◆ Supplied text:
┌──

The main resource for those researching selection criteria for newspaper digitization is the guidelines set forth by the National Digital Newspaper Program. Their publications are both practical and well-organized, with particular attention paid to the technical aspects of microfilm selection. The technical guidelines are updated annually and cover microfilm selection, scanning, OCR, and the creation of metadata. Although not all of the criteria covered in their publications are applicable to those working outside of the grant, the NDNP guidelines are a valuable starting point for establishing a method for newspaper title selection.
Molly Kruckenberg of the Montana Historical Society published guidelines for its Montana Newspaper Digitization Project Selection Advisory Board. She sets forth criteria specifically addressing the history and geography of the state, in addition to coverage, availability, copyright, and other more general factors. The recommended process results in the ranking of papers by priority, with the highest ranked titles examined for technical feasibility before being included in the final list of titles to be digitized.1
Ross Harvey has discussed the newspaper selection approach as an effort to find balance between preservation needs and user demands. He concludes that the physical safeguarding of the materials through digital preservation should take precedence over demands for popular newspaper titles, but he asserts that compromise can and should be established in the newspaper digitization selection process.2
While drafting standards for deciding which newspaper titles to digitize, the goal of the DLG was to create a selection method that would result in highly used, well-regarded, cost effective, and legally sound online newspaper archives. While no specific factor was necessarily given priority over another, some criteria were non-negotiable including copyright and title availability, due to their prohibitive nature. The overall intention was to find a balance among the considerations listed below in order to pinpoint the most suitable newspaper titles for digitization. As the DLG continued its digitization work, some of the criteria were given more emphasis to create balance over time.
One consideration not discussed in this paper is digitization as a method of preservation. Many organizations identifying archival materials for digitization incorporate physical concerns, including the condition and need for preservation of the documents, into their selection criteria.3 The newspaper digitization efforts at the DLG, however, utilize microfilm copies of the publications. The Georgia Newspaper Project (the source of newspaper microfilm copies used by the DLG for digitization) conducts their microfilming with preservation as the primary concern. This frees the DLG from integrating physical considerations into its selection criteria, putting the focus instead on concerns related primarily to access.

└──

◆ Dataset content:

┌──

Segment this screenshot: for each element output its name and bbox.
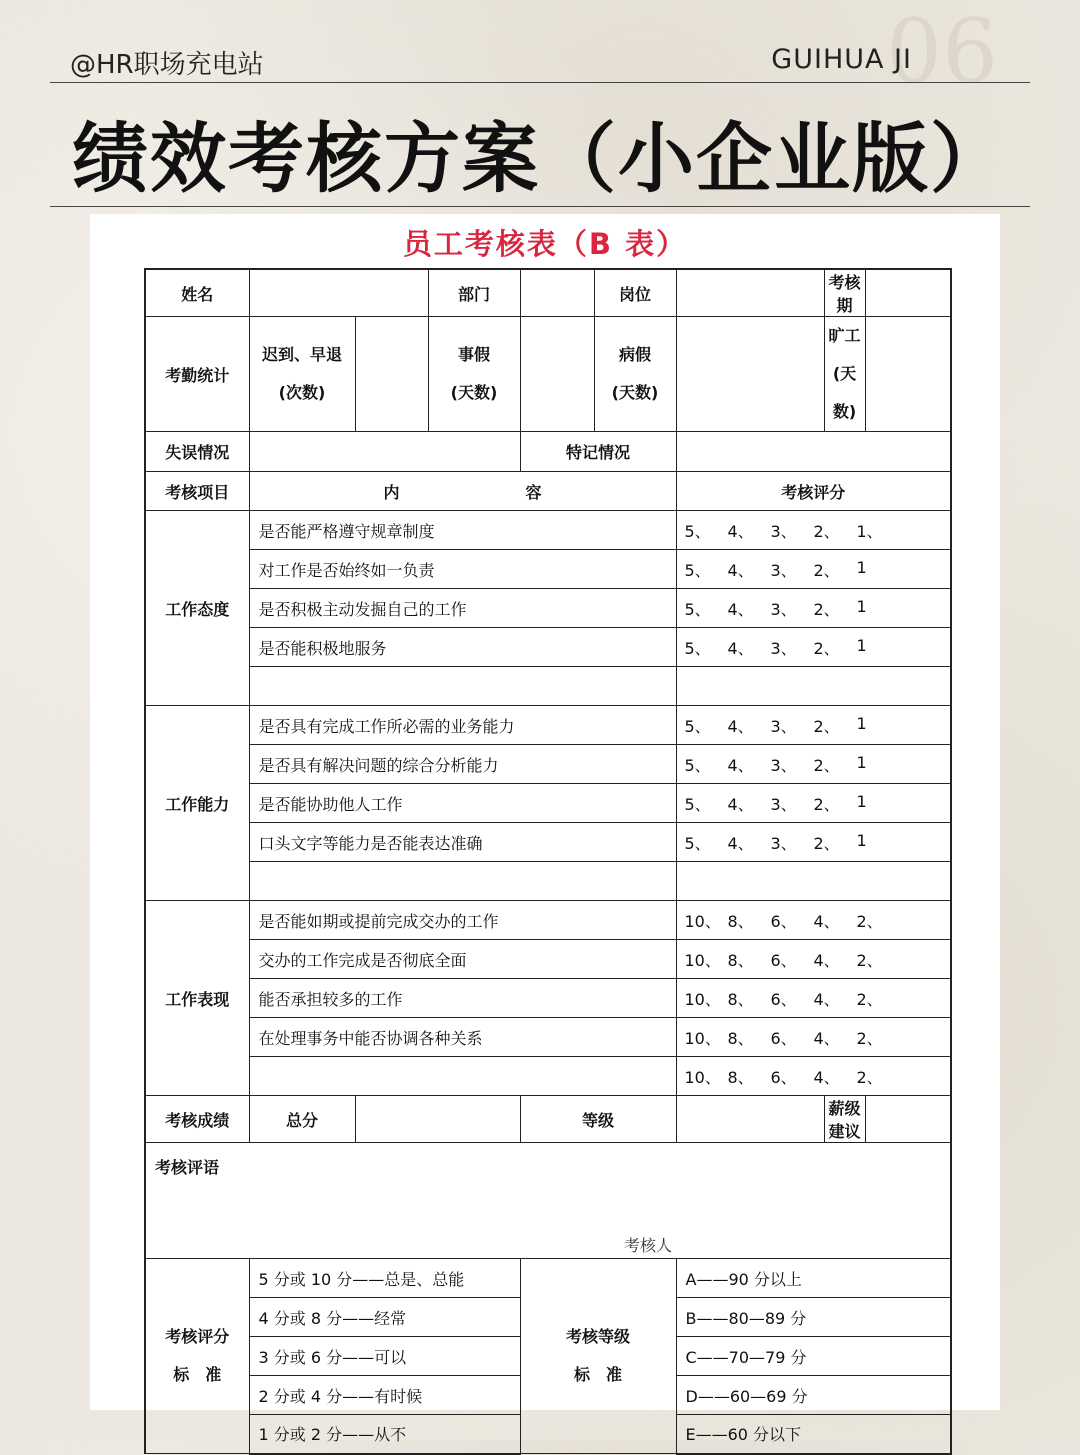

└──

◆ What to produce:
In the passage on selecting newspapers for digitization, change "valuable" to "useful" and write out the part from "The main resource" up to and including "newspaper title selection.".

◆ Completed task:
The main resource for those researching selection criteria for newspaper digitization is the guidelines set forth by the National Digital Newspaper Program. Their publications are both practical and well-organized, with particular attention paid to the technical aspects of microfilm selection. The technical guidelines are updated annually and cover microfilm selection, scanning, OCR, and the creation of metadata. Although not all of the criteria covered in their publications are applicable to those working outside of the grant, the NDNP guidelines are a useful starting point for establishing a method for newspaper title selection.